■ **Extracted records**
* * * * * * *

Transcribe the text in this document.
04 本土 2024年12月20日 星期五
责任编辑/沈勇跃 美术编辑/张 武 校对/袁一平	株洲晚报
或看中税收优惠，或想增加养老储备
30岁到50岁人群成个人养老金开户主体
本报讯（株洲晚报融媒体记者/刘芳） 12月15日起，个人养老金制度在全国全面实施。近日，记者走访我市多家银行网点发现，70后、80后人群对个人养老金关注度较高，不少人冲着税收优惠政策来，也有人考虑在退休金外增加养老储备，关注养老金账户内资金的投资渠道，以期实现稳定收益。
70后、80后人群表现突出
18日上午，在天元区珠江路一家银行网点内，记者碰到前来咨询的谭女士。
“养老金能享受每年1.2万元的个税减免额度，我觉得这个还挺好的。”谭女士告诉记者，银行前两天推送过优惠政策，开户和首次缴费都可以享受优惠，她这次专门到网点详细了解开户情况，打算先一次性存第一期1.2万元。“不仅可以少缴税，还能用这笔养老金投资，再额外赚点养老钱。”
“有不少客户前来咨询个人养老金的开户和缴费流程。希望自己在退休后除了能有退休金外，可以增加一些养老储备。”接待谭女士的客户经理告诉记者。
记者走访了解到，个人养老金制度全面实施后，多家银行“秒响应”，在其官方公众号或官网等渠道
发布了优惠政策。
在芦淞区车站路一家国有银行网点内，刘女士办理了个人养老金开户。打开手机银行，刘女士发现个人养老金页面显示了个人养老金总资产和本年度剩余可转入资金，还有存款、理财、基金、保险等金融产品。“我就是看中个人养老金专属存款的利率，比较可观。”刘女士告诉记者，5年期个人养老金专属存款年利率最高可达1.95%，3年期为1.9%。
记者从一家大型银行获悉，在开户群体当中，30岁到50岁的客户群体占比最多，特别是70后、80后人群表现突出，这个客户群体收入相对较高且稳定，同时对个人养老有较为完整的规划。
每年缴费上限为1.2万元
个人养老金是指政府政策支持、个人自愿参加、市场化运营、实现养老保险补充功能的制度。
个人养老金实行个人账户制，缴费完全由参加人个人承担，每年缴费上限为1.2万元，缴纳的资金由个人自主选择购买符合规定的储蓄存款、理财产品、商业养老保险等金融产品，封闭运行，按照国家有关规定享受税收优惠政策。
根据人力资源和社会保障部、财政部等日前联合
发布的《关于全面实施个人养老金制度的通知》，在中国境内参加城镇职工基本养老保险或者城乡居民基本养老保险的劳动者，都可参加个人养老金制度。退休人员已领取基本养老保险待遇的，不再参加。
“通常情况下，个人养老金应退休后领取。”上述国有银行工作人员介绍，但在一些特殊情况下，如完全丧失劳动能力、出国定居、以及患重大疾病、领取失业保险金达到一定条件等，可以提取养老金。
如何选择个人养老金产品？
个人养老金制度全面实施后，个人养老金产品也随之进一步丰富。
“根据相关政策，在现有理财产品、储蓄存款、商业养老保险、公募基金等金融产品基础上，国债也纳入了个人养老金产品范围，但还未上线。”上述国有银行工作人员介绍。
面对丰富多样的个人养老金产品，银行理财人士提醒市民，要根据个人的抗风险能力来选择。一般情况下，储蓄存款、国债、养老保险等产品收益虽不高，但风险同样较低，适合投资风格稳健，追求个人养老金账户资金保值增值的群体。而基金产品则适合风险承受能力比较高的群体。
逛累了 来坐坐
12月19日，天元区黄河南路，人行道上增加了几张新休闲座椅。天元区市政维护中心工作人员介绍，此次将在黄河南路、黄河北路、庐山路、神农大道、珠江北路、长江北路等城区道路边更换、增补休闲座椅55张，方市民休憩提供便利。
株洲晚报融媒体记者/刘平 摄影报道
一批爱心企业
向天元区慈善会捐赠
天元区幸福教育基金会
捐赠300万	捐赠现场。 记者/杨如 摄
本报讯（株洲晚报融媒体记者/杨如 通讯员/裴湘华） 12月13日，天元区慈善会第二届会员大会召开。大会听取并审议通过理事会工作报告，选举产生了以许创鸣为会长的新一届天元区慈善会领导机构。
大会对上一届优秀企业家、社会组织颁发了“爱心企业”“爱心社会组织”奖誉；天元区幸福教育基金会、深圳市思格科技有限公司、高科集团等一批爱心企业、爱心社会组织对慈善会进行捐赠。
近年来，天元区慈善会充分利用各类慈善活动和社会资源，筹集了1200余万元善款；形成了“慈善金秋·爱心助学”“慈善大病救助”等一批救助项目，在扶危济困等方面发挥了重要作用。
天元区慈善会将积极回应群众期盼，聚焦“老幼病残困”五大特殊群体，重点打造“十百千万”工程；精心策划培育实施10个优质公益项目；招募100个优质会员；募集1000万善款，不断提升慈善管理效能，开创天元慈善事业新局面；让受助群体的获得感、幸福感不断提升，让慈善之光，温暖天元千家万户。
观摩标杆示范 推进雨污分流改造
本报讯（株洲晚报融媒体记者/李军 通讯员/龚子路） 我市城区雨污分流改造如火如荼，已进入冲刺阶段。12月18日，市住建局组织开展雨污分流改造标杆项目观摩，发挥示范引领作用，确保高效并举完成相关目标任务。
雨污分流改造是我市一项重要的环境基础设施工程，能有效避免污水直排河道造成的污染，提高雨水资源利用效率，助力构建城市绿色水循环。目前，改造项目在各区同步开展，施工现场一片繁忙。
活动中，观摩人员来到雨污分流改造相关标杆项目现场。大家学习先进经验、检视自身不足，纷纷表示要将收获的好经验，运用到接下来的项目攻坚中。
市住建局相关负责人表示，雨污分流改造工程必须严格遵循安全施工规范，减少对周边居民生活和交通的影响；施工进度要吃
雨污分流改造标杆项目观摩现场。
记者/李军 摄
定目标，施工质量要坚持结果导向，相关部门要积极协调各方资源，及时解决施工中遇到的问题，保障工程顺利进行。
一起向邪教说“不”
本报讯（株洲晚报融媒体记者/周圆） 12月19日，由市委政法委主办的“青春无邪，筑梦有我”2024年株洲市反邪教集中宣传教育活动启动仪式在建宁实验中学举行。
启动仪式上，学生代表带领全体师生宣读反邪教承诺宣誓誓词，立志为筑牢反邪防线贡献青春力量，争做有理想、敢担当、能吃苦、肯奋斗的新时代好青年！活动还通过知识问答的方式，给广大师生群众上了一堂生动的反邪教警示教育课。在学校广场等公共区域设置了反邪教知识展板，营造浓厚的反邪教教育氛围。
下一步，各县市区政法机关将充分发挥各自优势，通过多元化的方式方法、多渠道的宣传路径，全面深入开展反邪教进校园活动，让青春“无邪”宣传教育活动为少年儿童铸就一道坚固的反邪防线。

* * * * * * *

■ **Stated goal**
Return all of the data word for word.

■ **Result of the task**
Transcribe the text in this document.
04 本土 2024年12月20日 星期五
责任编辑/沈勇跃 美术编辑/张 武 校对/袁一平	株洲晚报
或看中税收优惠，或想增加养老储备
30岁到50岁人群成个人养老金开户主体
本报讯（株洲晚报融媒体记者/刘芳） 12月15日起，个人养老金制度在全国全面实施。近日，记者走访我市多家银行网点发现，70后、80后人群对个人养老金关注度较高，不少人冲着税收优惠政策来，也有人考虑在退休金外增加养老储备，关注养老金账户内资金的投资渠道，以期实现稳定收益。
70后、80后人群表现突出
18日上午，在天元区珠江路一家银行网点内，记者碰到前来咨询的谭女士。
“养老金能享受每年1.2万元的个税减免额度，我觉得这个还挺好的。”谭女士告诉记者，银行前两天推送过优惠政策，开户和首次缴费都可以享受优惠，她这次专门到网点详细了解开户情况，打算先一次性存第一期1.2万元。“不仅可以少缴税，还能用这笔养老金投资，再额外赚点养老钱。”
“有不少客户前来咨询个人养老金的开户和缴费流程。希望自己在退休后除了能有退休金外，可以增加一些养老储备。”接待谭女士的客户经理告诉记者。
记者走访了解到，个人养老金制度全面实施后，多家银行“秒响应”，在其官方公众号或官网等渠道
发布了优惠政策。
在芦淞区车站路一家国有银行网点内，刘女士办理了个人养老金开户。打开手机银行，刘女士发现个人养老金页面显示了个人养老金总资产和本年度剩余可转入资金，还有存款、理财、基金、保险等金融产品。“我就是看中个人养老金专属存款的利率，比较可观。”刘女士告诉记者，5年期个人养老金专属存款年利率最高可达1.95%，3年期为1.9%。
记者从一家大型银行获悉，在开户群体当中，30岁到50岁的客户群体占比最多，特别是70后、80后人群表现突出，这个客户群体收入相对较高且稳定，同时对个人养老有较为完整的规划。
每年缴费上限为1.2万元
个人养老金是指政府政策支持、个人自愿参加、市场化运营、实现养老保险补充功能的制度。
个人养老金实行个人账户制，缴费完全由参加人个人承担，每年缴费上限为1.2万元，缴纳的资金由个人自主选择购买符合规定的储蓄存款、理财产品、商业养老保险等金融产品，封闭运行，按照国家有关规定享受税收优惠政策。
根据人力资源和社会保障部、财政部等日前联合
发布的《关于全面实施个人养老金制度的通知》，在中国境内参加城镇职工基本养老保险或者城乡居民基本养老保险的劳动者，都可参加个人养老金制度。退休人员已领取基本养老保险待遇的，不再参加。
“通常情况下，个人养老金应退休后领取。”上述国有银行工作人员介绍，但在一些特殊情况下，如完全丧失劳动能力、出国定居、以及患重大疾病、领取失业保险金达到一定条件等，可以提取养老金。
如何选择个人养老金产品？
个人养老金制度全面实施后，个人养老金产品也随之进一步丰富。
“根据相关政策，在现有理财产品、储蓄存款、商业养老保险、公募基金等金融产品基础上，国债也纳入了个人养老金产品范围，但还未上线。”上述国有银行工作人员介绍。
面对丰富多样的个人养老金产品，银行理财人士提醒市民，要根据个人的抗风险能力来选择。一般情况下，储蓄存款、国债、养老保险等产品收益虽不高，但风险同样较低，适合投资风格稳健，追求个人养老金账户资金保值增值的群体。而基金产品则适合风险承受能力比较高的群体。
逛累了 来坐坐
12月19日，天元区黄河南路，人行道上增加了几张新休闲座椅。天元区市政维护中心工作人员介绍，此次将在黄河南路、黄河北路、庐山路、神农大道、珠江北路、长江北路等城区道路边更换、增补休闲座椅55张，方市民休憩提供便利。
株洲晚报融媒体记者/刘平 摄影报道
一批爱心企业
向天元区慈善会捐赠
天元区幸福教育基金会
捐赠300万	捐赠现场。 记者/杨如 摄
本报讯（株洲晚报融媒体记者/杨如 通讯员/裴湘华） 12月13日，天元区慈善会第二届会员大会召开。大会听取并审议通过理事会工作报告，选举产生了以许创鸣为会长的新一届天元区慈善会领导机构。
大会对上一届优秀企业家、社会组织颁发了“爱心企业”“爱心社会组织”奖誉；天元区幸福教育基金会、深圳市思格科技有限公司、高科集团等一批爱心企业、爱心社会组织对慈善会进行捐赠。
近年来，天元区慈善会充分利用各类慈善活动和社会资源，筹集了1200余万元善款；形成了“慈善金秋·爱心助学”“慈善大病救助”等一批救助项目，在扶危济困等方面发挥了重要作用。
天元区慈善会将积极回应群众期盼，聚焦“老幼病残困”五大特殊群体，重点打造“十百千万”工程；精心策划培育实施10个优质公益项目；招募100个优质会员；募集1000万善款，不断提升慈善管理效能，开创天元慈善事业新局面；让受助群体的获得感、幸福感不断提升，让慈善之光，温暖天元千家万户。
观摩标杆示范 推进雨污分流改造
本报讯（株洲晚报融媒体记者/李军 通讯员/龚子路） 我市城区雨污分流改造如火如荼，已进入冲刺阶段。12月18日，市住建局组织开展雨污分流改造标杆项目观摩，发挥示范引领作用，确保高效并举完成相关目标任务。
雨污分流改造是我市一项重要的环境基础设施工程，能有效避免污水直排河道造成的污染，提高雨水资源利用效率，助力构建城市绿色水循环。目前，改造项目在各区同步开展，施工现场一片繁忙。
活动中，观摩人员来到雨污分流改造相关标杆项目现场。大家学习先进经验、检视自身不足，纷纷表示要将收获的好经验，运用到接下来的项目攻坚中。
市住建局相关负责人表示，雨污分流改造工程必须严格遵循安全施工规范，减少对周边居民生活和交通的影响；施工进度要吃
雨污分流改造标杆项目观摩现场。
记者/李军 摄
定目标，施工质量要坚持结果导向，相关部门要积极协调各方资源，及时解决施工中遇到的问题，保障工程顺利进行。
一起向邪教说“不”
本报讯（株洲晚报融媒体记者/周圆） 12月19日，由市委政法委主办的“青春无邪，筑梦有我”2024年株洲市反邪教集中宣传教育活动启动仪式在建宁实验中学举行。
启动仪式上，学生代表带领全体师生宣读反邪教承诺宣誓誓词，立志为筑牢反邪防线贡献青春力量，争做有理想、敢担当、能吃苦、肯奋斗的新时代好青年！活动还通过知识问答的方式，给广大师生群众上了一堂生动的反邪教警示教育课。在学校广场等公共区域设置了反邪教知识展板，营造浓厚的反邪教教育氛围。
下一步，各县市区政法机关将充分发挥各自优势，通过多元化的方式方法、多渠道的宣传路径，全面深入开展反邪教进校园活动，让青春“无邪”宣传教育活动为少年儿童铸就一道坚固的反邪防线。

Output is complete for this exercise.